THE TASK ▸ Give the number of lines holding the string "label", and nothing else.

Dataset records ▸
━━━━━━━━━━
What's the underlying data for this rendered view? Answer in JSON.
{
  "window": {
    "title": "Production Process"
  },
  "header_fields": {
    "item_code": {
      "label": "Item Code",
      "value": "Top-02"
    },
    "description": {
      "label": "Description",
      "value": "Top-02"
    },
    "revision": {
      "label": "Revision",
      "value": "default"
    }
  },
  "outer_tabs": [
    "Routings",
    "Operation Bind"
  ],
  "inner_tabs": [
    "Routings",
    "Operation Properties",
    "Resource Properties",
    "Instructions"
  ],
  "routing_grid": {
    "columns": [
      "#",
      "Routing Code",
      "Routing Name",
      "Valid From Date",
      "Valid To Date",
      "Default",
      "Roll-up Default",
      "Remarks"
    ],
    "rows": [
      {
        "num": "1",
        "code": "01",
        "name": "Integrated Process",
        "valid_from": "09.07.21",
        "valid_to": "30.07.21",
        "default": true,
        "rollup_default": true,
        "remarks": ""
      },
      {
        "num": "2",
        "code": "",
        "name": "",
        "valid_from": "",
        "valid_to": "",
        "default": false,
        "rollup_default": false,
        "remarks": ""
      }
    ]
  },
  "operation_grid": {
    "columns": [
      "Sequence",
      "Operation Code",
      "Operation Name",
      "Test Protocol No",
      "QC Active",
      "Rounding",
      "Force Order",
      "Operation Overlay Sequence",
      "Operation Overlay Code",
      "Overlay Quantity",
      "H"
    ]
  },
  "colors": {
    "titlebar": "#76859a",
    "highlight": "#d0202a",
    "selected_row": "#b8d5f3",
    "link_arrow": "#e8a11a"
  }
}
━━━━━━━━━━
RESPONSE ▸ 3